(Data entries)

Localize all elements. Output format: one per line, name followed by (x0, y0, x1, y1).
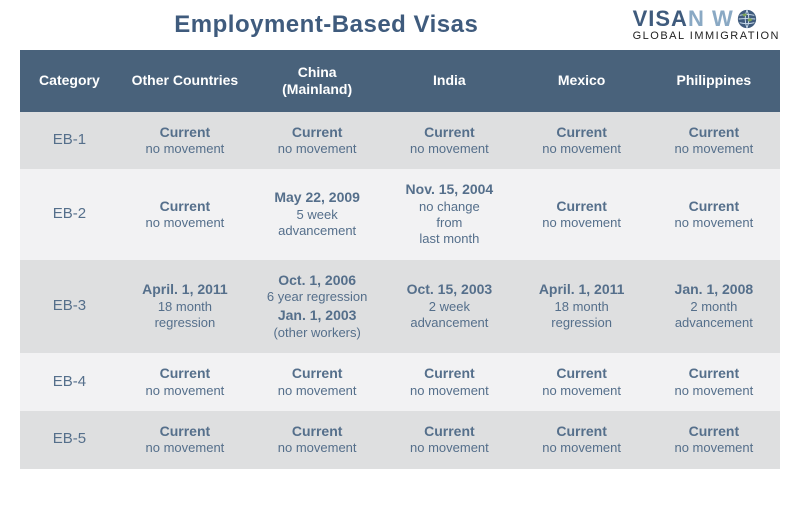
data-cell: Nov. 15, 2004no changefromlast month (383, 169, 515, 259)
column-header: China(Mainland) (251, 50, 383, 112)
category-cell: EB-3 (20, 260, 119, 354)
data-cell: Currentno movement (383, 411, 515, 469)
data-cell: Jan. 1, 20082 monthadvancement (648, 260, 780, 354)
data-cell: Currentno movement (119, 411, 251, 469)
data-cell: Oct. 15, 20032 weekadvancement (383, 260, 515, 354)
data-cell: Currentno movement (251, 112, 383, 170)
category-cell: EB-2 (20, 169, 119, 259)
data-cell: Oct. 1, 20066 year regressionJan. 1, 200… (251, 260, 383, 354)
brand-row: VISA N W (633, 8, 758, 30)
table-row: EB-1Currentno movementCurrentno movement… (20, 112, 780, 170)
data-cell: Currentno movement (119, 169, 251, 259)
data-cell: May 22, 20095 weekadvancement (251, 169, 383, 259)
brand-text-now: N W (688, 8, 734, 30)
page-container: Employment-Based Visas VISA N W GLOBAL I… (0, 0, 800, 469)
data-cell: Currentno movement (648, 169, 780, 259)
globe-icon (736, 8, 758, 30)
category-cell: EB-5 (20, 411, 119, 469)
table-header-row: CategoryOther CountriesChina(Mainland)In… (20, 50, 780, 112)
data-cell: Currentno movement (251, 353, 383, 411)
data-cell: April. 1, 201118 monthregression (119, 260, 251, 354)
data-cell: Currentno movement (648, 353, 780, 411)
data-cell: Currentno movement (648, 411, 780, 469)
table-header: CategoryOther CountriesChina(Mainland)In… (20, 50, 780, 112)
data-cell: Currentno movement (119, 353, 251, 411)
table-row: EB-5Currentno movementCurrentno movement… (20, 411, 780, 469)
table-body: EB-1Currentno movementCurrentno movement… (20, 112, 780, 469)
brand-text-visa: VISA (633, 8, 688, 30)
table-row: EB-2Currentno movementMay 22, 20095 week… (20, 169, 780, 259)
data-cell: Currentno movement (251, 411, 383, 469)
column-header: Category (20, 50, 119, 112)
data-cell: April. 1, 201118 monthregression (516, 260, 648, 354)
category-cell: EB-4 (20, 353, 119, 411)
data-cell: Currentno movement (383, 353, 515, 411)
column-header: Other Countries (119, 50, 251, 112)
column-header: India (383, 50, 515, 112)
column-header: Mexico (516, 50, 648, 112)
column-header: Philippines (648, 50, 780, 112)
data-cell: Currentno movement (119, 112, 251, 170)
data-cell: Currentno movement (516, 353, 648, 411)
data-cell: Currentno movement (383, 112, 515, 170)
visa-table: CategoryOther CountriesChina(Mainland)In… (20, 50, 780, 469)
data-cell: Currentno movement (516, 169, 648, 259)
data-cell: Currentno movement (516, 411, 648, 469)
category-cell: EB-1 (20, 112, 119, 170)
brand-logo: VISA N W GLOBAL IMMIGRATION (633, 8, 780, 42)
brand-subtitle: GLOBAL IMMIGRATION (633, 31, 780, 42)
data-cell: Currentno movement (648, 112, 780, 170)
data-cell: Currentno movement (516, 112, 648, 170)
header: Employment-Based Visas VISA N W GLOBAL I… (20, 0, 780, 50)
page-title: Employment-Based Visas (20, 11, 633, 39)
table-row: EB-3April. 1, 201118 monthregressionOct.… (20, 260, 780, 354)
table-row: EB-4Currentno movementCurrentno movement… (20, 353, 780, 411)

* [THE EXERCISE]: Reproduce every line of the entries above word for word, leaving out the pictures.

* [RESULT]:
Localize all elements. Output format: one per line, name followed by (x0, y0, x1, y1).
data-cell: Nov. 15, 2004no changefromlast month (383, 169, 515, 259)
column-header: China(Mainland) (251, 50, 383, 112)
category-cell: EB-3 (20, 260, 119, 354)
data-cell: Currentno movement (383, 411, 515, 469)
data-cell: Jan. 1, 20082 monthadvancement (648, 260, 780, 354)
data-cell: Currentno movement (119, 411, 251, 469)
data-cell: Oct. 15, 20032 weekadvancement (383, 260, 515, 354)
data-cell: Currentno movement (251, 112, 383, 170)
category-cell: EB-2 (20, 169, 119, 259)
data-cell: Oct. 1, 20066 year regressionJan. 1, 200… (251, 260, 383, 354)
brand-row: VISA N W (633, 8, 758, 30)
table-row: EB-1Currentno movementCurrentno movement… (20, 112, 780, 170)
data-cell: Currentno movement (119, 169, 251, 259)
data-cell: May 22, 20095 weekadvancement (251, 169, 383, 259)
brand-text-now: N W (688, 8, 734, 30)
page-container: Employment-Based Visas VISA N W GLOBAL I… (0, 0, 800, 469)
data-cell: Currentno movement (648, 169, 780, 259)
globe-icon (736, 8, 758, 30)
category-cell: EB-5 (20, 411, 119, 469)
table-header-row: CategoryOther CountriesChina(Mainland)In… (20, 50, 780, 112)
data-cell: Currentno movement (251, 353, 383, 411)
data-cell: April. 1, 201118 monthregression (119, 260, 251, 354)
data-cell: Currentno movement (648, 353, 780, 411)
data-cell: Currentno movement (648, 411, 780, 469)
table-header: CategoryOther CountriesChina(Mainland)In… (20, 50, 780, 112)
data-cell: Currentno movement (119, 353, 251, 411)
table-row: EB-5Currentno movementCurrentno movement… (20, 411, 780, 469)
table-body: EB-1Currentno movementCurrentno movement… (20, 112, 780, 469)
brand-text-visa: VISA (633, 8, 688, 30)
table-row: EB-2Currentno movementMay 22, 20095 week… (20, 169, 780, 259)
data-cell: Currentno movement (251, 411, 383, 469)
column-header: Category (20, 50, 119, 112)
data-cell: April. 1, 201118 monthregression (516, 260, 648, 354)
category-cell: EB-4 (20, 353, 119, 411)
data-cell: Currentno movement (383, 353, 515, 411)
column-header: Other Countries (119, 50, 251, 112)
column-header: India (383, 50, 515, 112)
column-header: Mexico (516, 50, 648, 112)
column-header: Philippines (648, 50, 780, 112)
data-cell: Currentno movement (119, 112, 251, 170)
data-cell: Currentno movement (516, 353, 648, 411)
data-cell: Currentno movement (383, 112, 515, 170)
visa-table: CategoryOther CountriesChina(Mainland)In… (20, 50, 780, 469)
data-cell: Currentno movement (516, 169, 648, 259)
data-cell: Currentno movement (516, 411, 648, 469)
category-cell: EB-1 (20, 112, 119, 170)
brand-logo: VISA N W GLOBAL IMMIGRATION (633, 8, 780, 42)
brand-subtitle: GLOBAL IMMIGRATION (633, 31, 780, 42)
data-cell: Currentno movement (648, 112, 780, 170)
data-cell: Currentno movement (516, 112, 648, 170)
header: Employment-Based Visas VISA N W GLOBAL I… (20, 0, 780, 50)
page-title: Employment-Based Visas (20, 11, 633, 39)
table-row: EB-3April. 1, 201118 monthregressionOct.… (20, 260, 780, 354)
table-row: EB-4Currentno movementCurrentno movement… (20, 353, 780, 411)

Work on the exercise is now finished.